## start Input for this task

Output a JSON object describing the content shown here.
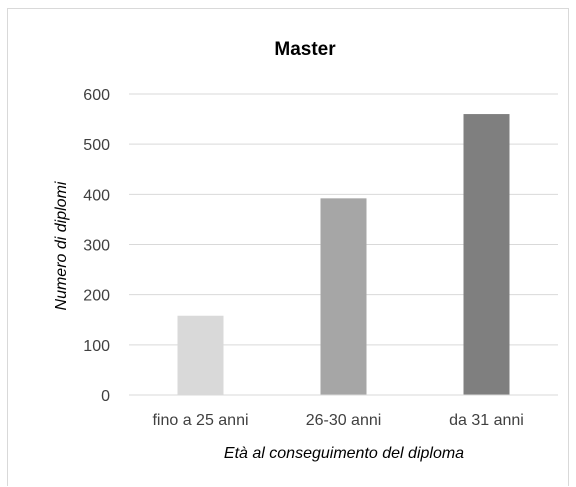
{
  "chart_data": {
    "type": "bar",
    "title": "Master",
    "xlabel": "Età al conseguimento del diploma",
    "ylabel": "Numero di diplomi",
    "categories": [
      "fino a 25 anni",
      "26-30 anni",
      "da 31 anni"
    ],
    "values": [
      158,
      392,
      560
    ],
    "colors": [
      "#d9d9d9",
      "#a6a6a6",
      "#7f7f7f"
    ],
    "ylim": [
      0,
      600
    ],
    "yticks": [
      "0",
      "100",
      "200",
      "300",
      "400",
      "500",
      "600"
    ],
    "grid": true,
    "legend": "none"
  }
}
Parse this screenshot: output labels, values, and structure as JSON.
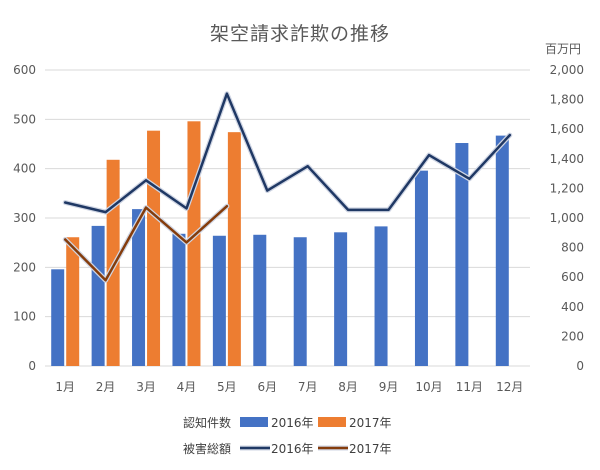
{
  "chart_data": {
    "type": "bar",
    "title": "架空請求詐欺の推移",
    "categories": [
      "1月",
      "2月",
      "3月",
      "4月",
      "5月",
      "6月",
      "7月",
      "8月",
      "9月",
      "10月",
      "11月",
      "12月"
    ],
    "left_axis": {
      "range": [
        0,
        600
      ],
      "ticks": [
        "0",
        "100",
        "200",
        "300",
        "400",
        "500",
        "600"
      ]
    },
    "right_axis": {
      "unit": "百万円",
      "range": [
        0,
        2000
      ],
      "ticks": [
        "0",
        "200",
        "400",
        "600",
        "800",
        "1,000",
        "1,200",
        "1,400",
        "1,600",
        "1,800",
        "2,000"
      ]
    },
    "grid": true,
    "series": [
      {
        "name": "2016年",
        "group": "認知件数",
        "kind": "bar",
        "axis": "left",
        "color": "#4472C4",
        "values": [
          196,
          284,
          318,
          268,
          264,
          266,
          261,
          271,
          283,
          396,
          452,
          467
        ]
      },
      {
        "name": "2017年",
        "group": "認知件数",
        "kind": "bar",
        "axis": "left",
        "color": "#ED7D31",
        "values": [
          261,
          418,
          477,
          496,
          474,
          null,
          null,
          null,
          null,
          null,
          null,
          null
        ]
      },
      {
        "name": "2016年",
        "group": "被害総額",
        "kind": "line",
        "axis": "right",
        "color": "#1F3864",
        "values": [
          1105,
          1040,
          1255,
          1065,
          1840,
          1185,
          1350,
          1055,
          1055,
          1425,
          1265,
          1560
        ]
      },
      {
        "name": "2017年",
        "group": "被害総額",
        "kind": "line",
        "axis": "right",
        "color": "#843C0C",
        "values": [
          855,
          580,
          1070,
          835,
          1080,
          null,
          null,
          null,
          null,
          null,
          null,
          null
        ]
      }
    ],
    "legend": {
      "position": "bottom",
      "rows": [
        {
          "label": "認知件数",
          "items": [
            "2016年",
            "2017年"
          ]
        },
        {
          "label": "被害総額",
          "items": [
            "2016年",
            "2017年"
          ]
        }
      ]
    }
  }
}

## end Input for this task

Quote the entries in full. Any image among them is to be omitted from the copy.

Output a JSON object describing the content shown here.
{
  "chart_data": {
    "type": "bar",
    "title": "Master",
    "xlabel": "Età al conseguimento del diploma",
    "ylabel": "Numero di diplomi",
    "categories": [
      "fino a 25 anni",
      "26-30 anni",
      "da 31 anni"
    ],
    "values": [
      158,
      392,
      560
    ],
    "colors": [
      "#d9d9d9",
      "#a6a6a6",
      "#7f7f7f"
    ],
    "ylim": [
      0,
      600
    ],
    "yticks": [
      "0",
      "100",
      "200",
      "300",
      "400",
      "500",
      "600"
    ],
    "grid": true,
    "legend": "none"
  }
}
Parse this screenshot: output labels, values, and structure as JSON.
{
  "chart_data": {
    "type": "bar",
    "title": "架空請求詐欺の推移",
    "categories": [
      "1月",
      "2月",
      "3月",
      "4月",
      "5月",
      "6月",
      "7月",
      "8月",
      "9月",
      "10月",
      "11月",
      "12月"
    ],
    "left_axis": {
      "range": [
        0,
        600
      ],
      "ticks": [
        "0",
        "100",
        "200",
        "300",
        "400",
        "500",
        "600"
      ]
    },
    "right_axis": {
      "unit": "百万円",
      "range": [
        0,
        2000
      ],
      "ticks": [
        "0",
        "200",
        "400",
        "600",
        "800",
        "1,000",
        "1,200",
        "1,400",
        "1,600",
        "1,800",
        "2,000"
      ]
    },
    "grid": true,
    "series": [
      {
        "name": "2016年",
        "group": "認知件数",
        "kind": "bar",
        "axis": "left",
        "color": "#4472C4",
        "values": [
          196,
          284,
          318,
          268,
          264,
          266,
          261,
          271,
          283,
          396,
          452,
          467
        ]
      },
      {
        "name": "2017年",
        "group": "認知件数",
        "kind": "bar",
        "axis": "left",
        "color": "#ED7D31",
        "values": [
          261,
          418,
          477,
          496,
          474,
          null,
          null,
          null,
          null,
          null,
          null,
          null
        ]
      },
      {
        "name": "2016年",
        "group": "被害総額",
        "kind": "line",
        "axis": "right",
        "color": "#1F3864",
        "values": [
          1105,
          1040,
          1255,
          1065,
          1840,
          1185,
          1350,
          1055,
          1055,
          1425,
          1265,
          1560
        ]
      },
      {
        "name": "2017年",
        "group": "被害総額",
        "kind": "line",
        "axis": "right",
        "color": "#843C0C",
        "values": [
          855,
          580,
          1070,
          835,
          1080,
          null,
          null,
          null,
          null,
          null,
          null,
          null
        ]
      }
    ],
    "legend": {
      "position": "bottom",
      "rows": [
        {
          "label": "認知件数",
          "items": [
            "2016年",
            "2017年"
          ]
        },
        {
          "label": "被害総額",
          "items": [
            "2016年",
            "2017年"
          ]
        }
      ]
    }
  }
}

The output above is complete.